Could you transcribe the material below exactly, without leaving out a single line?

-.-.-

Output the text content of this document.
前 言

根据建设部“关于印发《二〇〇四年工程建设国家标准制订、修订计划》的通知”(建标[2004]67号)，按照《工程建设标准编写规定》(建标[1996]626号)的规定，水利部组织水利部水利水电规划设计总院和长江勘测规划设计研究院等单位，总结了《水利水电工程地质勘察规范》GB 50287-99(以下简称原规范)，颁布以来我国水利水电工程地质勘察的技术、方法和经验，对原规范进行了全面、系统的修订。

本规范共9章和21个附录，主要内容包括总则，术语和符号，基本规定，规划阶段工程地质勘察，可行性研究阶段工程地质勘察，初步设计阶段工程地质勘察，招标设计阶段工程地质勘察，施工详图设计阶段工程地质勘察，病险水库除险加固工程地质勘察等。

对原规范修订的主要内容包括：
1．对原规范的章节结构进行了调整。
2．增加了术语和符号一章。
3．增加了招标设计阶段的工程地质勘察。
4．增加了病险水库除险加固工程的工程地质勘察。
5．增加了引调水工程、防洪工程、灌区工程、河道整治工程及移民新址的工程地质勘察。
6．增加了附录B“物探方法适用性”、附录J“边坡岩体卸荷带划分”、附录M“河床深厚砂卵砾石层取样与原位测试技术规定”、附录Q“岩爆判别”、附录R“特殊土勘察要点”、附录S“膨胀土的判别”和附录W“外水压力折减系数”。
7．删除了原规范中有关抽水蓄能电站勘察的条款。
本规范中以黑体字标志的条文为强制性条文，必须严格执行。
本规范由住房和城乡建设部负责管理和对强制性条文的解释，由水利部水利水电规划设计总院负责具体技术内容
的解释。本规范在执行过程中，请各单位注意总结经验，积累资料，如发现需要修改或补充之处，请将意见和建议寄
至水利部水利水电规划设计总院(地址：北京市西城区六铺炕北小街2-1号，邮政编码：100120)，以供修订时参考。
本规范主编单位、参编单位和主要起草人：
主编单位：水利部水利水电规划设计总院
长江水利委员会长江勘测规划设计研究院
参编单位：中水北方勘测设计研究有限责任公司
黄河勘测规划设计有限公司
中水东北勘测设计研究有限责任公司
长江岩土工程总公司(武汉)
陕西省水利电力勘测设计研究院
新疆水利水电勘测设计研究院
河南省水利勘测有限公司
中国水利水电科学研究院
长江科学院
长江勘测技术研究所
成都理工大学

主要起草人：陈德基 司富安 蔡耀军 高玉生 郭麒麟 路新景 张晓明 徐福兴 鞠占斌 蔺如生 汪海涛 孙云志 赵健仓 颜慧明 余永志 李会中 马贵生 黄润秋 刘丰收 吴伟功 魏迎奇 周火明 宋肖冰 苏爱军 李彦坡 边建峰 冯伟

-.-.-

RESULT OF THIS EXERCISE:
Output the text content of this document.
前 言

根据建设部“关于印发《二〇〇四年工程建设国家标准制订、修订计划》的通知”(建标[2004]67号)，按照《工程建设标准编写规定》(建标[1996]626号)的规定，水利部组织水利部水利水电规划设计总院和长江勘测规划设计研究院等单位，总结了《水利水电工程地质勘察规范》GB 50287-99(以下简称原规范)，颁布以来我国水利水电工程地质勘察的技术、方法和经验，对原规范进行了全面、系统的修订。

本规范共9章和21个附录，主要内容包括总则，术语和符号，基本规定，规划阶段工程地质勘察，可行性研究阶段工程地质勘察，初步设计阶段工程地质勘察，招标设计阶段工程地质勘察，施工详图设计阶段工程地质勘察，病险水库除险加固工程地质勘察等。

对原规范修订的主要内容包括：
1．对原规范的章节结构进行了调整。
2．增加了术语和符号一章。
3．增加了招标设计阶段的工程地质勘察。
4．增加了病险水库除险加固工程的工程地质勘察。
5．增加了引调水工程、防洪工程、灌区工程、河道整治工程及移民新址的工程地质勘察。
6．增加了附录B“物探方法适用性”、附录J“边坡岩体卸荷带划分”、附录M“河床深厚砂卵砾石层取样与原位测试技术规定”、附录Q“岩爆判别”、附录R“特殊土勘察要点”、附录S“膨胀土的判别”和附录W“外水压力折减系数”。
7．删除了原规范中有关抽水蓄能电站勘察的条款。
本规范中以黑体字标志的条文为强制性条文，必须严格执行。
本规范由住房和城乡建设部负责管理和对强制性条文的解释，由水利部水利水电规划设计总院负责具体技术内容
的解释。本规范在执行过程中，请各单位注意总结经验，积累资料，如发现需要修改或补充之处，请将意见和建议寄
至水利部水利水电规划设计总院(地址：北京市西城区六铺炕北小街2-1号，邮政编码：100120)，以供修订时参考。
本规范主编单位、参编单位和主要起草人：
主编单位：水利部水利水电规划设计总院
长江水利委员会长江勘测规划设计研究院
参编单位：中水北方勘测设计研究有限责任公司
黄河勘测规划设计有限公司
中水东北勘测设计研究有限责任公司
长江岩土工程总公司(武汉)
陕西省水利电力勘测设计研究院
新疆水利水电勘测设计研究院
河南省水利勘测有限公司
中国水利水电科学研究院
长江科学院
长江勘测技术研究所
成都理工大学

主要起草人：陈德基 司富安 蔡耀军 高玉生 郭麒麟 路新景 张晓明 徐福兴 鞠占斌 蔺如生 汪海涛 孙云志 赵健仓 颜慧明 余永志 李会中 马贵生 黄润秋 刘丰收 吴伟功 魏迎奇 周火明 宋肖冰 苏爱军 李彦坡 边建峰 冯伟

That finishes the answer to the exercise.